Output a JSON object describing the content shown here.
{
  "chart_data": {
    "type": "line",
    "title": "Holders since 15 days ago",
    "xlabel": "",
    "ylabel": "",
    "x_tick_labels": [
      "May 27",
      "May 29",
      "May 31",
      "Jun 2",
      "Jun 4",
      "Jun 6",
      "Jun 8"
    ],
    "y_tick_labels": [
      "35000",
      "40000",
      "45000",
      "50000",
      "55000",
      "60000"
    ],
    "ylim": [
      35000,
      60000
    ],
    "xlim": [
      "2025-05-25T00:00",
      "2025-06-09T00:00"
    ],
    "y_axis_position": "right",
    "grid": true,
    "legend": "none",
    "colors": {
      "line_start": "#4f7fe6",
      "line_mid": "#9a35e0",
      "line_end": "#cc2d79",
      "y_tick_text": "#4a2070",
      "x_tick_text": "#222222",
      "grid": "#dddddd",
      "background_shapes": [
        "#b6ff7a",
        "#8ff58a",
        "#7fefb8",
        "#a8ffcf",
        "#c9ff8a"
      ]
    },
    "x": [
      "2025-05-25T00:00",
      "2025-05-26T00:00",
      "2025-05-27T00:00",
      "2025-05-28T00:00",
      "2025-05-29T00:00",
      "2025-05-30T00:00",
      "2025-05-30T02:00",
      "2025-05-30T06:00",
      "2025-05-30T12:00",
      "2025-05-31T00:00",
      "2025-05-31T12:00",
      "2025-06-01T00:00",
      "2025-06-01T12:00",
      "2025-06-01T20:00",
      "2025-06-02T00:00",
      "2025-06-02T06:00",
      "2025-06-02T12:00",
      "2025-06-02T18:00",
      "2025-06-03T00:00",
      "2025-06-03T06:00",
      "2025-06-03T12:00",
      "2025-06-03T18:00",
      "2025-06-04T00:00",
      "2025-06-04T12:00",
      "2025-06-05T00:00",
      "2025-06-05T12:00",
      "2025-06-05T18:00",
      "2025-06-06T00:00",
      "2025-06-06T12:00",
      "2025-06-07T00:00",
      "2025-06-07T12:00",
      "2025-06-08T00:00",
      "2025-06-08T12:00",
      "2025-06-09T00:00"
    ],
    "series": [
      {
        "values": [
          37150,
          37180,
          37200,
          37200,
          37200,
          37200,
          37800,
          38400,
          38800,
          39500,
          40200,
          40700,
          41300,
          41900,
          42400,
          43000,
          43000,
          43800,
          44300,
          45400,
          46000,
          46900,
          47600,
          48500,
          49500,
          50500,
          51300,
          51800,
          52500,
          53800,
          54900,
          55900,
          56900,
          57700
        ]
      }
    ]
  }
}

——————

**TASK STATEMENT**
Output all of the data again, exactly.

**TASK RESPONSE**
Output a JSON object describing the content shown here.
{
  "chart_data": {
    "type": "line",
    "title": "Holders since 15 days ago",
    "xlabel": "",
    "ylabel": "",
    "x_tick_labels": [
      "May 27",
      "May 29",
      "May 31",
      "Jun 2",
      "Jun 4",
      "Jun 6",
      "Jun 8"
    ],
    "y_tick_labels": [
      "35000",
      "40000",
      "45000",
      "50000",
      "55000",
      "60000"
    ],
    "ylim": [
      35000,
      60000
    ],
    "xlim": [
      "2025-05-25T00:00",
      "2025-06-09T00:00"
    ],
    "y_axis_position": "right",
    "grid": true,
    "legend": "none",
    "colors": {
      "line_start": "#4f7fe6",
      "line_mid": "#9a35e0",
      "line_end": "#cc2d79",
      "y_tick_text": "#4a2070",
      "x_tick_text": "#222222",
      "grid": "#dddddd",
      "background_shapes": [
        "#b6ff7a",
        "#8ff58a",
        "#7fefb8",
        "#a8ffcf",
        "#c9ff8a"
      ]
    },
    "x": [
      "2025-05-25T00:00",
      "2025-05-26T00:00",
      "2025-05-27T00:00",
      "2025-05-28T00:00",
      "2025-05-29T00:00",
      "2025-05-30T00:00",
      "2025-05-30T02:00",
      "2025-05-30T06:00",
      "2025-05-30T12:00",
      "2025-05-31T00:00",
      "2025-05-31T12:00",
      "2025-06-01T00:00",
      "2025-06-01T12:00",
      "2025-06-01T20:00",
      "2025-06-02T00:00",
      "2025-06-02T06:00",
      "2025-06-02T12:00",
      "2025-06-02T18:00",
      "2025-06-03T00:00",
      "2025-06-03T06:00",
      "2025-06-03T12:00",
      "2025-06-03T18:00",
      "2025-06-04T00:00",
      "2025-06-04T12:00",
      "2025-06-05T00:00",
      "2025-06-05T12:00",
      "2025-06-05T18:00",
      "2025-06-06T00:00",
      "2025-06-06T12:00",
      "2025-06-07T00:00",
      "2025-06-07T12:00",
      "2025-06-08T00:00",
      "2025-06-08T12:00",
      "2025-06-09T00:00"
    ],
    "series": [
      {
        "values": [
          37150,
          37180,
          37200,
          37200,
          37200,
          37200,
          37800,
          38400,
          38800,
          39500,
          40200,
          40700,
          41300,
          41900,
          42400,
          43000,
          43000,
          43800,
          44300,
          45400,
          46000,
          46900,
          47600,
          48500,
          49500,
          50500,
          51300,
          51800,
          52500,
          53800,
          54900,
          55900,
          56900,
          57700
        ]
      }
    ]
  }
}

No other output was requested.